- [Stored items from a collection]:

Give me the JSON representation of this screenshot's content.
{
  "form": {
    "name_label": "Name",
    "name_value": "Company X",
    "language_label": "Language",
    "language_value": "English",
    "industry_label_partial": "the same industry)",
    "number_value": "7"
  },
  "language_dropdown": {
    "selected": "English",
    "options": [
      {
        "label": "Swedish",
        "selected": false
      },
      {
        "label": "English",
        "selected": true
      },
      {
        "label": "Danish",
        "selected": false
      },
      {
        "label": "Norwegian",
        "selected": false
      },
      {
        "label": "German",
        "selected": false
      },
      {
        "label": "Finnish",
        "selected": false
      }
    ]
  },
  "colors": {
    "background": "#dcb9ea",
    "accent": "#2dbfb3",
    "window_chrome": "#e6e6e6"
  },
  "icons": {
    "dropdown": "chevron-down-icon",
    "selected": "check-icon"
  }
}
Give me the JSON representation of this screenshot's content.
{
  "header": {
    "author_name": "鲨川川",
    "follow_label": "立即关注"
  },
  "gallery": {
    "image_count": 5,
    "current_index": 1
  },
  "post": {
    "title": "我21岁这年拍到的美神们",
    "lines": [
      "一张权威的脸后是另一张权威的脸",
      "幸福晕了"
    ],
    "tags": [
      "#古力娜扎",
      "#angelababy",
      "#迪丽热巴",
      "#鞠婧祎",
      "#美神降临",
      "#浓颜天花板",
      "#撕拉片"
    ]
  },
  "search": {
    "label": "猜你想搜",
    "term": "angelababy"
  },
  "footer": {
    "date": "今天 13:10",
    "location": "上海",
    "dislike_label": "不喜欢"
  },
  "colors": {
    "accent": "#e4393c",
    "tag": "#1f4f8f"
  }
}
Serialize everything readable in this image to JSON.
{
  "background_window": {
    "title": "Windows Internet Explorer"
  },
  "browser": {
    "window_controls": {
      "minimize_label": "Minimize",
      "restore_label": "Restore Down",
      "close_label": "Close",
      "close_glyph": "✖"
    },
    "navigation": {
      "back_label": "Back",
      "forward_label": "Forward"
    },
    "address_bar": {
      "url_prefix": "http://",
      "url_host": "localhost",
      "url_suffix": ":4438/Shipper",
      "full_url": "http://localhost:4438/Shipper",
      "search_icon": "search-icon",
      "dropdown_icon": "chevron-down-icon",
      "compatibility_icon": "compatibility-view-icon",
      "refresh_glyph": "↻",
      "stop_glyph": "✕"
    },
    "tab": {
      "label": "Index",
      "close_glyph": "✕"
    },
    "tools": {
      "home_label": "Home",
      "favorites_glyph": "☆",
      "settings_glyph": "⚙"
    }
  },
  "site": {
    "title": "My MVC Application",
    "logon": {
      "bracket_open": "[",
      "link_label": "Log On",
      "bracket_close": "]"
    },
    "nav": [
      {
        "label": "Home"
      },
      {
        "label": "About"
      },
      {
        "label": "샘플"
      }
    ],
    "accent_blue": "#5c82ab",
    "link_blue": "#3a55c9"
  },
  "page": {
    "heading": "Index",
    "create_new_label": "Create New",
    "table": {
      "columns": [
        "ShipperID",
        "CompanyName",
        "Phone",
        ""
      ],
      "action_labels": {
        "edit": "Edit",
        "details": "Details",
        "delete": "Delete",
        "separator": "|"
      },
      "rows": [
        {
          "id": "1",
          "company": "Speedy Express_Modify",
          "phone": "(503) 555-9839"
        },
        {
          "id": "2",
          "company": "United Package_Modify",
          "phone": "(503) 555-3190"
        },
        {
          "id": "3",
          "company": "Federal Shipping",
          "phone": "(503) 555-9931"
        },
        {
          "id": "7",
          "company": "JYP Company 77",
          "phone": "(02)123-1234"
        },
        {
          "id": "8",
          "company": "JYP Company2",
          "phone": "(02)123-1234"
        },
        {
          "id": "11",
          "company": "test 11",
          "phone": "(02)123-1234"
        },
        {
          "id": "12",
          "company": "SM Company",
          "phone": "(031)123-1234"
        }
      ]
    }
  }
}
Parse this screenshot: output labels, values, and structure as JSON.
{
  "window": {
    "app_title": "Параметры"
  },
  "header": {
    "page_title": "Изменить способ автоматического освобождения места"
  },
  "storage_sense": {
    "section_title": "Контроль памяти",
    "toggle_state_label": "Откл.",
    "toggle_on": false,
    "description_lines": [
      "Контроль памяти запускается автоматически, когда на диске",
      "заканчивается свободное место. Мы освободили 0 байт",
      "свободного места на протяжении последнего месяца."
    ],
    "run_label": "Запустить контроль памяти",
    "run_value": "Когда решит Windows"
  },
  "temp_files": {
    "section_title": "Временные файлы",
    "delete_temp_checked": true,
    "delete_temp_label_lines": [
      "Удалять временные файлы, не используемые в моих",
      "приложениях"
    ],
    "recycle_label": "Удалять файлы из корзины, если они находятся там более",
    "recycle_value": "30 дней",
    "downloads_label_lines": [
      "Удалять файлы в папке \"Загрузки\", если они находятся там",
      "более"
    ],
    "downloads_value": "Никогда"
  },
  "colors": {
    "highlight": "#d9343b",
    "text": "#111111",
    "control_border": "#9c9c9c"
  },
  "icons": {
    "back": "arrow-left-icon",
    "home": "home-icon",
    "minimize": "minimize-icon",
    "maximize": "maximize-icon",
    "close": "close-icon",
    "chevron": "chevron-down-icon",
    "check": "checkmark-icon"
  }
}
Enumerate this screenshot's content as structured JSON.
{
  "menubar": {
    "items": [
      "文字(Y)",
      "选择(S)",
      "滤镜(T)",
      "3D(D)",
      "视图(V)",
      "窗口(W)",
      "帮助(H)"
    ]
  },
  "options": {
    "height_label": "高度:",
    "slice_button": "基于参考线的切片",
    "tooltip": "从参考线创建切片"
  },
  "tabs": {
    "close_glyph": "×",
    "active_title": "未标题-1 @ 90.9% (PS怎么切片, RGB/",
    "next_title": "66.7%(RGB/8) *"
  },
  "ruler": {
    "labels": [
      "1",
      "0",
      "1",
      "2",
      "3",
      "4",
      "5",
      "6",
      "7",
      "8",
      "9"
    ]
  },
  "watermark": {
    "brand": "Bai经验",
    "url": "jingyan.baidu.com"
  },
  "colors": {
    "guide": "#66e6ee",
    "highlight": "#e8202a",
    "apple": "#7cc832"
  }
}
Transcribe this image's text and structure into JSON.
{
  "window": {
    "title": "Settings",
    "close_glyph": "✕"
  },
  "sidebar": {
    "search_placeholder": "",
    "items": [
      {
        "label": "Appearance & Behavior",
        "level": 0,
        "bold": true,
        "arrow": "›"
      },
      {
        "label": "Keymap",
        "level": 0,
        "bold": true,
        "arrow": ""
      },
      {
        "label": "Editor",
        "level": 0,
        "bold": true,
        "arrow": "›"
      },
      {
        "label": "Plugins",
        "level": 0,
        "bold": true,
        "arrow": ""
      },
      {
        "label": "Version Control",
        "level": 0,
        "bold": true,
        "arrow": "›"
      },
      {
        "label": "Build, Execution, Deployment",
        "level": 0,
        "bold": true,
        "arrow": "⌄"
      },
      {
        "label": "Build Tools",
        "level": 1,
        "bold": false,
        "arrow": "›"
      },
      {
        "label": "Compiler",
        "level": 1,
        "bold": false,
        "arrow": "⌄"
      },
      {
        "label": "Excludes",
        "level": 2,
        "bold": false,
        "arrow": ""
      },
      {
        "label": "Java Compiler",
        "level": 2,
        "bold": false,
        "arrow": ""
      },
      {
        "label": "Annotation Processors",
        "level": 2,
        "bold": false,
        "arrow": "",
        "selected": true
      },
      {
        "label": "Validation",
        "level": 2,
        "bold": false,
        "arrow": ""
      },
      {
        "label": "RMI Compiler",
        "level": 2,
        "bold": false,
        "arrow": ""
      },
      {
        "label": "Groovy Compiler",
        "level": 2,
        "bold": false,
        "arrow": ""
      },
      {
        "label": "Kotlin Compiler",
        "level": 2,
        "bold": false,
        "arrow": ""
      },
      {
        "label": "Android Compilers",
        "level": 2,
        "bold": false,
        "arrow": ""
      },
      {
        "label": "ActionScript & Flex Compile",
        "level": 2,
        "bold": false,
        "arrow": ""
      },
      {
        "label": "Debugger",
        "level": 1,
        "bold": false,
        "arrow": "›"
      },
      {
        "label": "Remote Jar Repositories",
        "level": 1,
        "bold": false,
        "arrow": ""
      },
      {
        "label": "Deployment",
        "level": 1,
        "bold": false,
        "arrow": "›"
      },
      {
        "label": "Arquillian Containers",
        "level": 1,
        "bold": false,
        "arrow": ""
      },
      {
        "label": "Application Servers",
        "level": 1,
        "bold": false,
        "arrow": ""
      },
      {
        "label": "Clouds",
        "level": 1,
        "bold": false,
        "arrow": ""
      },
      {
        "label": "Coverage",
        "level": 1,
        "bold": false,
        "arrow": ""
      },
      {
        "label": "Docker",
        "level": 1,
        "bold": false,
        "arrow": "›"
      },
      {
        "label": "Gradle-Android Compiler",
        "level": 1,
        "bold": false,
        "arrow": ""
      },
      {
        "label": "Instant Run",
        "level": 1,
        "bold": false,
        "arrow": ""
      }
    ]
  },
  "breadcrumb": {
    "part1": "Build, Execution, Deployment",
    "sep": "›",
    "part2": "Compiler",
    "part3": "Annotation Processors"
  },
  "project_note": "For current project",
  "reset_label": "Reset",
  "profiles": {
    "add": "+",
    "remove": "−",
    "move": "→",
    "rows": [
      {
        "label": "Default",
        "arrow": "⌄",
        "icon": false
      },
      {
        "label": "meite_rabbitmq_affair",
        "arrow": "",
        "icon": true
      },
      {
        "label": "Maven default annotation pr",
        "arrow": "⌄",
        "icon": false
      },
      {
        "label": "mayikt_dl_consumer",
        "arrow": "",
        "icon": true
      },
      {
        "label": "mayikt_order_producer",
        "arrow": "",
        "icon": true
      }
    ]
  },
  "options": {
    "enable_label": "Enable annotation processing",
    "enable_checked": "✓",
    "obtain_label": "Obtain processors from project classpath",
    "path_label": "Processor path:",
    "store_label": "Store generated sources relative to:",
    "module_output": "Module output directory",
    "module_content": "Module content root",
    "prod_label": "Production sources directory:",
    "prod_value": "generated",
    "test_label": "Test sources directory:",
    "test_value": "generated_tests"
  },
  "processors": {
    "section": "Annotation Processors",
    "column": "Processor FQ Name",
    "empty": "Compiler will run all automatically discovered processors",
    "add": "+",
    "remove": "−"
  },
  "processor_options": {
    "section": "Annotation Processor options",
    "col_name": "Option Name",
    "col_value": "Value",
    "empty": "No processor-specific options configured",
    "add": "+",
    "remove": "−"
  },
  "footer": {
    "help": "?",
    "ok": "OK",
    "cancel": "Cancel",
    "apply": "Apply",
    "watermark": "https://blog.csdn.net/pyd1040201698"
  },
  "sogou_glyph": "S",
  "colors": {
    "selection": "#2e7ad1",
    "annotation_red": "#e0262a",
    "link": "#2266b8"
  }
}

- [WHAT YOU HAVE TO DO]:
Look through the listing above. Pick out each line with "более" and copy it.

- [EXERCISE RESULT]:
    "recycle_label": "Удалять файлы из корзины, если они находятся там более",
      "более"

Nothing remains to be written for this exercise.